> The request: Gather all lines containing the string "泽平宏观" and copy them out.

[Records from a collection of figures]
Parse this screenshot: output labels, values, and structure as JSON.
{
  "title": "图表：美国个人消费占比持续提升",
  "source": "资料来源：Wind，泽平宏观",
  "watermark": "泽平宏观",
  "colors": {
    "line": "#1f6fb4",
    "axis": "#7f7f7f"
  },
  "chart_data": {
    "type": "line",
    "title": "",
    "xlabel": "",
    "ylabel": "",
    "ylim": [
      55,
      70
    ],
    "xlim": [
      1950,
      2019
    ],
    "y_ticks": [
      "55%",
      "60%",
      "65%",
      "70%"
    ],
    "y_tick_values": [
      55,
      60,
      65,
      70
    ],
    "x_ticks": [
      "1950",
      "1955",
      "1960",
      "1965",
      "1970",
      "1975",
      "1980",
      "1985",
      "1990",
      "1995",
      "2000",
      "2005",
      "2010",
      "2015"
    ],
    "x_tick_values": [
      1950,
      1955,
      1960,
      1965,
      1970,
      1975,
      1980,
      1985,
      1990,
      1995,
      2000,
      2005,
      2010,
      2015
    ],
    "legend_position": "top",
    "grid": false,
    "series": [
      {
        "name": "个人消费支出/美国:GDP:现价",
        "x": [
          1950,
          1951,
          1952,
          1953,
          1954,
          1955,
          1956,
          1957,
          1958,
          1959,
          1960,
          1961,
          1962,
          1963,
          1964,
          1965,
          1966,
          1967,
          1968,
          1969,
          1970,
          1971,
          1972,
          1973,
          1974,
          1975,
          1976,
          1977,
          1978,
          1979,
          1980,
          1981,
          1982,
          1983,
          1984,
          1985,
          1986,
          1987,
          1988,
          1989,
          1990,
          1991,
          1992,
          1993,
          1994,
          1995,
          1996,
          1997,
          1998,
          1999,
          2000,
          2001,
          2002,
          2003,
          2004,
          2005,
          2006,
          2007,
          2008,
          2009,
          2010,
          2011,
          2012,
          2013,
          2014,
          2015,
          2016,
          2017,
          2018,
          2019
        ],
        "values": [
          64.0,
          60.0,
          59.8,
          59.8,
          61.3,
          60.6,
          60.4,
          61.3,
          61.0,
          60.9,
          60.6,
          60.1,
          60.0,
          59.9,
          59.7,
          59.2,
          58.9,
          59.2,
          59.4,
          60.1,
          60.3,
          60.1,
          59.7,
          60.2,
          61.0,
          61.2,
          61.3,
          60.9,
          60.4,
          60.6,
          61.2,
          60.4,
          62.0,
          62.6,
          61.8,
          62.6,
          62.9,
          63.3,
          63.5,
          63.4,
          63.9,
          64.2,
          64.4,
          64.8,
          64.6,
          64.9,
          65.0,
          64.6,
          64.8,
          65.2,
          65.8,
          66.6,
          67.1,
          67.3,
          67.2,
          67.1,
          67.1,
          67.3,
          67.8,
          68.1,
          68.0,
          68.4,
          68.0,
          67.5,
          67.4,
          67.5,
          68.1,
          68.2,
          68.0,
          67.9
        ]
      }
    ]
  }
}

> Finished answer:
  "source": "资料来源：Wind，泽平宏观",
  "watermark": "泽平宏观",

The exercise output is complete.